Tekstfragment:
+-------+

ECLI:NL:RBOVE:2024:647

Rechtbank Overijssel

Datum uitspraak
6 februari 2024
Publicatiedatum
6 februari 2024
Zaaknummer
10628860 \ CV EXPL 23-1666
Instantie
Rechtbank Overijssel
Type
Uitspraak
Rechtsgebied
Civiel recht
Procedures
  • Eerste aanleg - enkelvoudig
Vindplaatsen
  • Rechtspraak.nl
AI samenvatting door LexboostAutomatisch gegenereerd

Vordering tot ontbinding van koopovereenkomst en terugbetaling bij non-conformiteit van een auto

In deze zaak heeft eiser, [eiser], op 5 maart 2023 zijn Mercedes Benz S350 verkocht aan [bedrijf 2] B.V., vertegenwoordigd door [naam], de vader van gedaagde [gedaagde]. Eiser heeft vervolgens een Mercedes Benz CL500 gekocht van [naam] voor € 16.000,00. Na de aankoop heeft eiser diverse gebreken aan de auto geconstateerd en heeft hij geprobeerd om de auto terug te geven, maar zonder succes. Eiser vordert in deze procedure ontbinding van de koopovereenkomst op grond van non-conformiteit, terugbetaling van de koopprijs, en andere subsidiaire vorderingen. Gedaagde heeft echter aangevoerd dat eiser de verkeerde partij heeft gedagvaard, aangezien de overeenkomst met [bedrijf 2] B.V. is gesloten en niet met gedaagde.

+-------+

Aangeleverde gegevens:
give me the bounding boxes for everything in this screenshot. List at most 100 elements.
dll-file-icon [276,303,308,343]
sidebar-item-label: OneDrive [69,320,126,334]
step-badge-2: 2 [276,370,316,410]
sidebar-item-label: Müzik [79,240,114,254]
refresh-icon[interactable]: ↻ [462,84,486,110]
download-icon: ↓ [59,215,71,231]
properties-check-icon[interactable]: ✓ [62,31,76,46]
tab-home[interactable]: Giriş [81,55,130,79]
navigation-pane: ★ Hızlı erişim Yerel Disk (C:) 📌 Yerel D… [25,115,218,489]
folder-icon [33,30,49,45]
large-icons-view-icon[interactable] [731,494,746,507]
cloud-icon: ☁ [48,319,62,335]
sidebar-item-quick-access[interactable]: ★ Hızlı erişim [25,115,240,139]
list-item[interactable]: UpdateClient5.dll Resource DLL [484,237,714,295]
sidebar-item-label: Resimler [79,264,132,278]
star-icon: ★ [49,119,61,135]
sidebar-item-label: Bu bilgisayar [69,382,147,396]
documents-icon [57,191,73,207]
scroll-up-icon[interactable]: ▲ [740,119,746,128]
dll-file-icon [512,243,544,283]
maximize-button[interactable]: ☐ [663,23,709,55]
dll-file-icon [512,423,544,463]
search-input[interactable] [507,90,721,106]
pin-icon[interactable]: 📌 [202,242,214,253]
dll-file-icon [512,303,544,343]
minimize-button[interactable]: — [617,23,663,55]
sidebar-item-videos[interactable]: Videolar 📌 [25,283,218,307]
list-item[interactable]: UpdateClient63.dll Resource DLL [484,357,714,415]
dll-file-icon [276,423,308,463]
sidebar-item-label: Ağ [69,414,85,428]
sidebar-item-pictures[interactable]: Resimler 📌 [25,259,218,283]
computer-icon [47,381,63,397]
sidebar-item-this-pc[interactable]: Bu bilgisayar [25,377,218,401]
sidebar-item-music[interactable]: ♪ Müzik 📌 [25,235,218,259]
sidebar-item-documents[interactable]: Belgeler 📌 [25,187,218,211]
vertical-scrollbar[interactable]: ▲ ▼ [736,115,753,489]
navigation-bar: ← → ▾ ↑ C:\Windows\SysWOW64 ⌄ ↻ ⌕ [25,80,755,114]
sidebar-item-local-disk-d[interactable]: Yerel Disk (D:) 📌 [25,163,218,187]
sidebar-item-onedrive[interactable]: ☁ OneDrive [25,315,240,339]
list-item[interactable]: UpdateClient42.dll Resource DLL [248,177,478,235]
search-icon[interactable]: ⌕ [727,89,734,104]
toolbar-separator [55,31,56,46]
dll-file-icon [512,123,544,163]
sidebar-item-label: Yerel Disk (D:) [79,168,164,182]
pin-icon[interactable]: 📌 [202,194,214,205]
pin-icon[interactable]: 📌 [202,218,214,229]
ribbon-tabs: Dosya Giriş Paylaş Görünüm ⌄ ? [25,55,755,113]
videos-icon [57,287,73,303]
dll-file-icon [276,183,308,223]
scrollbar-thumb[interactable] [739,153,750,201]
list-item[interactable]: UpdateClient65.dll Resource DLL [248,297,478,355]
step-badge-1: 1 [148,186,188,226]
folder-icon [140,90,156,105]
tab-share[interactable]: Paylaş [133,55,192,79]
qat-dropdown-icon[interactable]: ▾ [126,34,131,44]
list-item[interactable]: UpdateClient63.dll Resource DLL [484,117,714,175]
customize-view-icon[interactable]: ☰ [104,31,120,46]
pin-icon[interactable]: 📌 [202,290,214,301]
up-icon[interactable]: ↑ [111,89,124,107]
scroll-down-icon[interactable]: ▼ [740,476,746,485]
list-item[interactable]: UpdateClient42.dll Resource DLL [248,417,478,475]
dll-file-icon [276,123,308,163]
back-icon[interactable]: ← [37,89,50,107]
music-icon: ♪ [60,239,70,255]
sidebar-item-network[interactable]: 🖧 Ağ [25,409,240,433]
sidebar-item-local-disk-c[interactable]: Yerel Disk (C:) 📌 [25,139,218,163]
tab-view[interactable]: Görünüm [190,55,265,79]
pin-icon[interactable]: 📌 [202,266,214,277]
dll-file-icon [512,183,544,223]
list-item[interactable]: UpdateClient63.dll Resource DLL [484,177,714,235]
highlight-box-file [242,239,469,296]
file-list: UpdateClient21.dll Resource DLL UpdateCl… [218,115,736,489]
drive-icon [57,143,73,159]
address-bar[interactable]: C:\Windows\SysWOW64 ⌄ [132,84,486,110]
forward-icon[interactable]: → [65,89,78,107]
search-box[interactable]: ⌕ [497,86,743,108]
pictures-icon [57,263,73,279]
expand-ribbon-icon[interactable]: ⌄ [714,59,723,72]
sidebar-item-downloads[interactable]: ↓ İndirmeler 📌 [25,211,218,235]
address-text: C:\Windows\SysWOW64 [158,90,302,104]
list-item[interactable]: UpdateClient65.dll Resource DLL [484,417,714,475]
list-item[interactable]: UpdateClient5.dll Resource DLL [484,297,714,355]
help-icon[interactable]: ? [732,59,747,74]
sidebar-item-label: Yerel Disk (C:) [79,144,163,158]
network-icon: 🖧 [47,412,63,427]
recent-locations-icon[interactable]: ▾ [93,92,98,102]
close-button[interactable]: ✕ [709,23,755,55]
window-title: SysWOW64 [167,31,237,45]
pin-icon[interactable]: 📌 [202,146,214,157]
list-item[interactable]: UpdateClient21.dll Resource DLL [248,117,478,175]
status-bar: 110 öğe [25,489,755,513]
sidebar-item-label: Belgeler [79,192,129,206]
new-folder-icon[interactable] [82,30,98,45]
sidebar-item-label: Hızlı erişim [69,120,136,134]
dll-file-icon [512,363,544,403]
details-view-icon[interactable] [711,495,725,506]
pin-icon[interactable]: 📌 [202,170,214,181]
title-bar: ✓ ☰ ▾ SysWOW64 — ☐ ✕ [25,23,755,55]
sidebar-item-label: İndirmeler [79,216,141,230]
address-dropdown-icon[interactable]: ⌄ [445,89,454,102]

+-------+

Opdrachten:
a. Citeer uit de uitspraak over de koop van de Mercedes het gedeelte vanaf "Vordering tot ontbinding" tot en met "niet met gedaagde.".
b. Schrijf de uitspraak over de koop van de Mercedes verder vanaf het punt waar die eindigt.

Antwoorden per opdracht:
a.
Vordering tot ontbinding van koopovereenkomst en terugbetaling bij non-conformiteit van een auto

In deze zaak heeft eiser, [eiser], op 5 maart 2023 zijn Mercedes Benz S350 verkocht aan [bedrijf 2] B.V., vertegenwoordigd door [naam], de vader van gedaagde [gedaagde]. Eiser heeft vervolgens een Mercedes Benz CL500 gekocht van [naam] voor € 16.000,00. Na de aankoop heeft eiser diverse gebreken aan de auto geconstateerd en heeft hij geprobeerd om de auto terug te geven, maar zonder succes. Eiser vordert in deze procedure ontbinding van de koopovereenkomst op grond van non-conformiteit, terugbetaling van de koopprijs, en andere subsidiaire vorderingen. Gedaagde heeft echter aangevoerd dat eiser de verkeerde partij heeft gedagvaard, aangezien de overeenkomst met [bedrijf 2] B.V. is gesloten en niet met gedaagde.

b.
De kantonrechter heeft geoordeeld dat eiser inderdaad de verkeerde partij heeft gedagvaard. De feiten wijzen erop dat de contractspartij [bedrijf 2] B.V. is en niet [gedaagde]. De kantonrechter heeft de vorderingen van eiser daarom afgewezen en eiser in de proceskosten veroordeeld. De proceskosten aan de zijde van gedaagde zijn begroot op € 924,00. Het vonnis is uitgesproken op 6 februari 2024 door kantonrechter K.J. Haarhuis.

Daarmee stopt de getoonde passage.